*WHAT IS ASKED:* Tally the lines holding the string "resistance" and reply with that number alone.

*PROVIDED RECORDS:*
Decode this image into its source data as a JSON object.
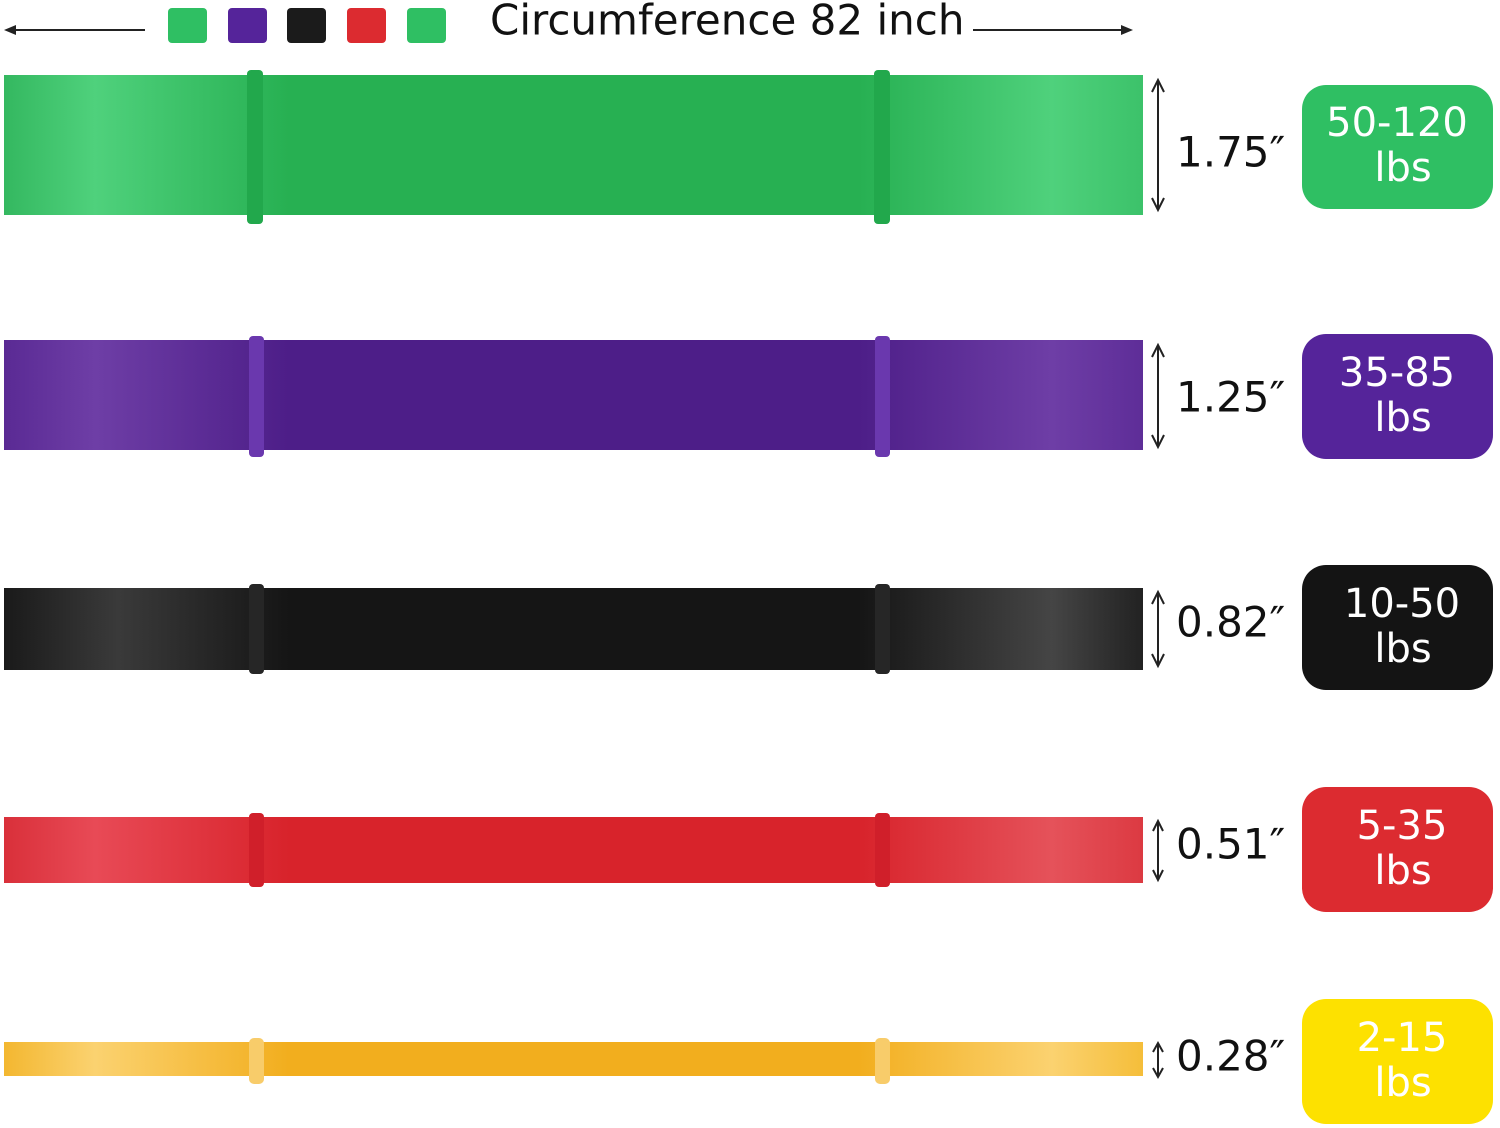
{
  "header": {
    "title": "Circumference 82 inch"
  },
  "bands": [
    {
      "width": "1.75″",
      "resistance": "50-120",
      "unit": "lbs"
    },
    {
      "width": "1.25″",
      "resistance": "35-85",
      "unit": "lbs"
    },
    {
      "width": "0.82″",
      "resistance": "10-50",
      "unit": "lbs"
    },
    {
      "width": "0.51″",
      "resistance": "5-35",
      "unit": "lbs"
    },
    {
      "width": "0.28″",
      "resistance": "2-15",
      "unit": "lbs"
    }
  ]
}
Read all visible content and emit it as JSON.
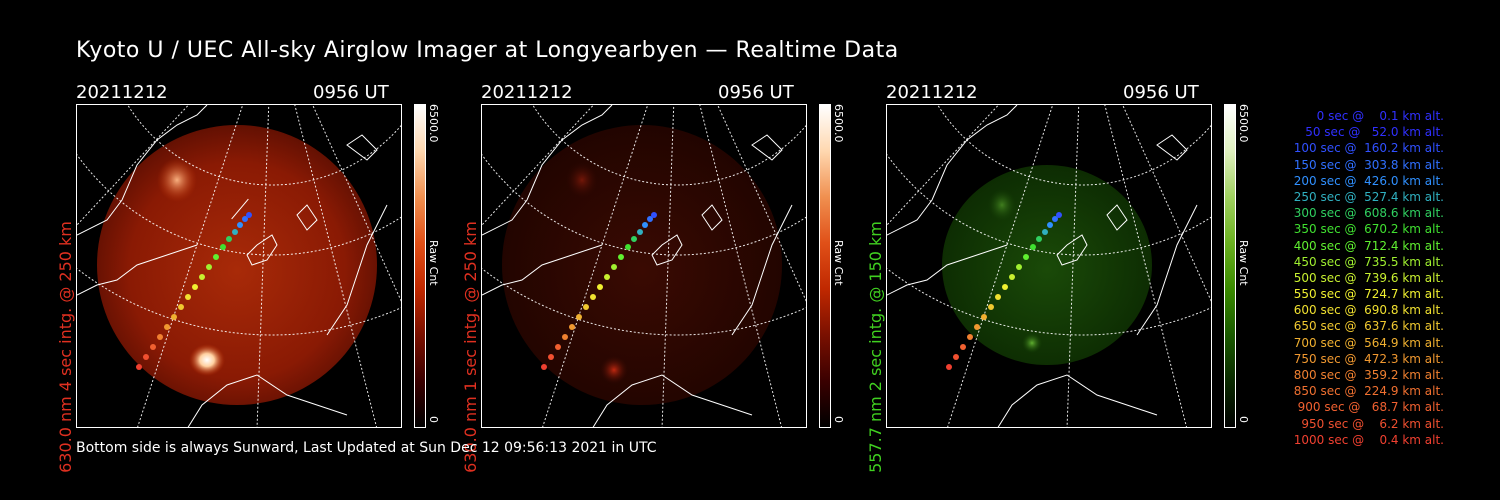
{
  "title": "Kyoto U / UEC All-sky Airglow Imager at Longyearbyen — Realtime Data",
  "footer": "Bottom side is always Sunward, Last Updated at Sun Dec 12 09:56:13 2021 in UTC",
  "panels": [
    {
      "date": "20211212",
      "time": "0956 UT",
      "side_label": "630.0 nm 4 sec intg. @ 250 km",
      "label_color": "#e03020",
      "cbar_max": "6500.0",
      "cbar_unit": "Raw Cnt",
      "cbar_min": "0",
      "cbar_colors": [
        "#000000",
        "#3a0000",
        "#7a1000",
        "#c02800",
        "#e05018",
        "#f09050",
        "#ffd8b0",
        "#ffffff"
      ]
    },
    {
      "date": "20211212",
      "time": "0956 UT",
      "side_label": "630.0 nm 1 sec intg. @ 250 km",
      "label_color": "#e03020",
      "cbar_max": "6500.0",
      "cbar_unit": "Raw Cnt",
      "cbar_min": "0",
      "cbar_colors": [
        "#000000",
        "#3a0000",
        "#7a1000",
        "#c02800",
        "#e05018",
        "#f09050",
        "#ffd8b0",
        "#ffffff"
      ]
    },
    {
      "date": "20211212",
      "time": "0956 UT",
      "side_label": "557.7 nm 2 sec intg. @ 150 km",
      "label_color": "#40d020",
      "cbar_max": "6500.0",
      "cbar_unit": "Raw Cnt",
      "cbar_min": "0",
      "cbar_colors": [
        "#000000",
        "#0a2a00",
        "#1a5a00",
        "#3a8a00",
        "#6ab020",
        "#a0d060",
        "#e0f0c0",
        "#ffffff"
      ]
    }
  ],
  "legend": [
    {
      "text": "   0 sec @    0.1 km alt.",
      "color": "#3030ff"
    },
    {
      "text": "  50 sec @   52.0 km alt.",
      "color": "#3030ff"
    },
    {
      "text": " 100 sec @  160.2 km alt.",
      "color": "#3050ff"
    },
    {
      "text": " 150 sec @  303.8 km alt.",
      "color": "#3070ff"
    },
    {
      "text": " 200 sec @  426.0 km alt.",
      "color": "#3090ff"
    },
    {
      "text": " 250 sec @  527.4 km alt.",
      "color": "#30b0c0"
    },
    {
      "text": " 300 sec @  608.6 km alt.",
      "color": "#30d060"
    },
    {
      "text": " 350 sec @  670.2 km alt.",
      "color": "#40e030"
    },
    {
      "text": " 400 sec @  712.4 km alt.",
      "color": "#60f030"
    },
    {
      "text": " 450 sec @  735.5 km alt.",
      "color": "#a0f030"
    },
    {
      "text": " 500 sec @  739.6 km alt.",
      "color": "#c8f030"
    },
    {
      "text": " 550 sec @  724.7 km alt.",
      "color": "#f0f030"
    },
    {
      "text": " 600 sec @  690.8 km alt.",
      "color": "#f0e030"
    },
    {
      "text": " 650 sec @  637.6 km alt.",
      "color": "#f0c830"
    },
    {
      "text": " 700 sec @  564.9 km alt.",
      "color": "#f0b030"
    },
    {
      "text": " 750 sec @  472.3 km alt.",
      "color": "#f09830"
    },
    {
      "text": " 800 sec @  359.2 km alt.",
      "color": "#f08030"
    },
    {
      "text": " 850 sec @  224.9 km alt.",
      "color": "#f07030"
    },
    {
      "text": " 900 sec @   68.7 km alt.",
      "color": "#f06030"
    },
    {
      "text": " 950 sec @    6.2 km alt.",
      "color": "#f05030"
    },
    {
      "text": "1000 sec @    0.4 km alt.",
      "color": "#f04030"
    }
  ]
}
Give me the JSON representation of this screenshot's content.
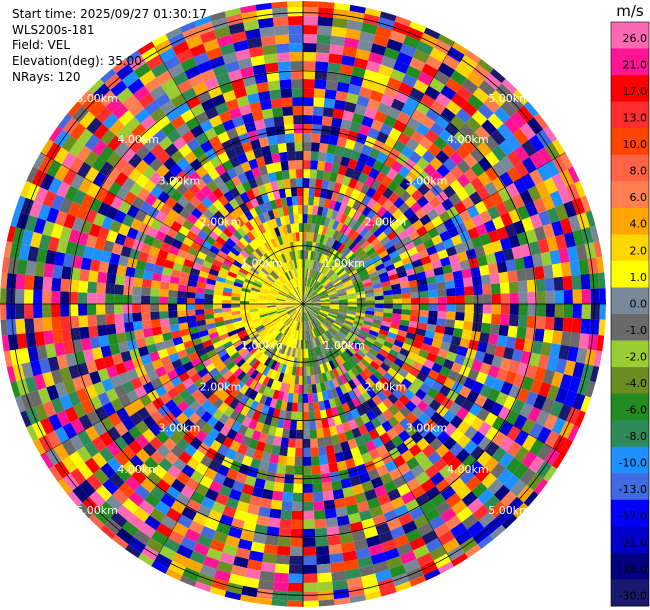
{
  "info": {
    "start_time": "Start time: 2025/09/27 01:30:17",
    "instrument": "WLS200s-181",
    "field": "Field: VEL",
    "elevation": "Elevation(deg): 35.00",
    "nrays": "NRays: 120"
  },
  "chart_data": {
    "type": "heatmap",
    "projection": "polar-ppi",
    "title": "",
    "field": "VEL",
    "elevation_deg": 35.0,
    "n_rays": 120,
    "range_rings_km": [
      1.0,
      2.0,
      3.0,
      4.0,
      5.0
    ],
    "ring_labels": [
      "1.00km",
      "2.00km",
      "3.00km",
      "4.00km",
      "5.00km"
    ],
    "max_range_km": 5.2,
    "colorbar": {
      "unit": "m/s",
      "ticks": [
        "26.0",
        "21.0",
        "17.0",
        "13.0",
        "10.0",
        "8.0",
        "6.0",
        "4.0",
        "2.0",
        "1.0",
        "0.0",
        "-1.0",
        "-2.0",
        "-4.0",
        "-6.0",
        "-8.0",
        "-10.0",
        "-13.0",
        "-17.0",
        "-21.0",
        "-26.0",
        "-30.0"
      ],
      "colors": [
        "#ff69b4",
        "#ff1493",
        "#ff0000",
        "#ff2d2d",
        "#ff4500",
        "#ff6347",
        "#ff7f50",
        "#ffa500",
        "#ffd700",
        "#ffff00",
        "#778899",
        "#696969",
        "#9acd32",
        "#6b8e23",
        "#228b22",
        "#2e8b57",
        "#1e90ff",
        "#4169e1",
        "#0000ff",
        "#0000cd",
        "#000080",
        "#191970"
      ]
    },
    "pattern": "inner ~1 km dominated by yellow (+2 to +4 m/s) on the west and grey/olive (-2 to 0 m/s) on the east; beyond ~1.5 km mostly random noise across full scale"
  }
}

*COMPLETED EXERCISE:* 5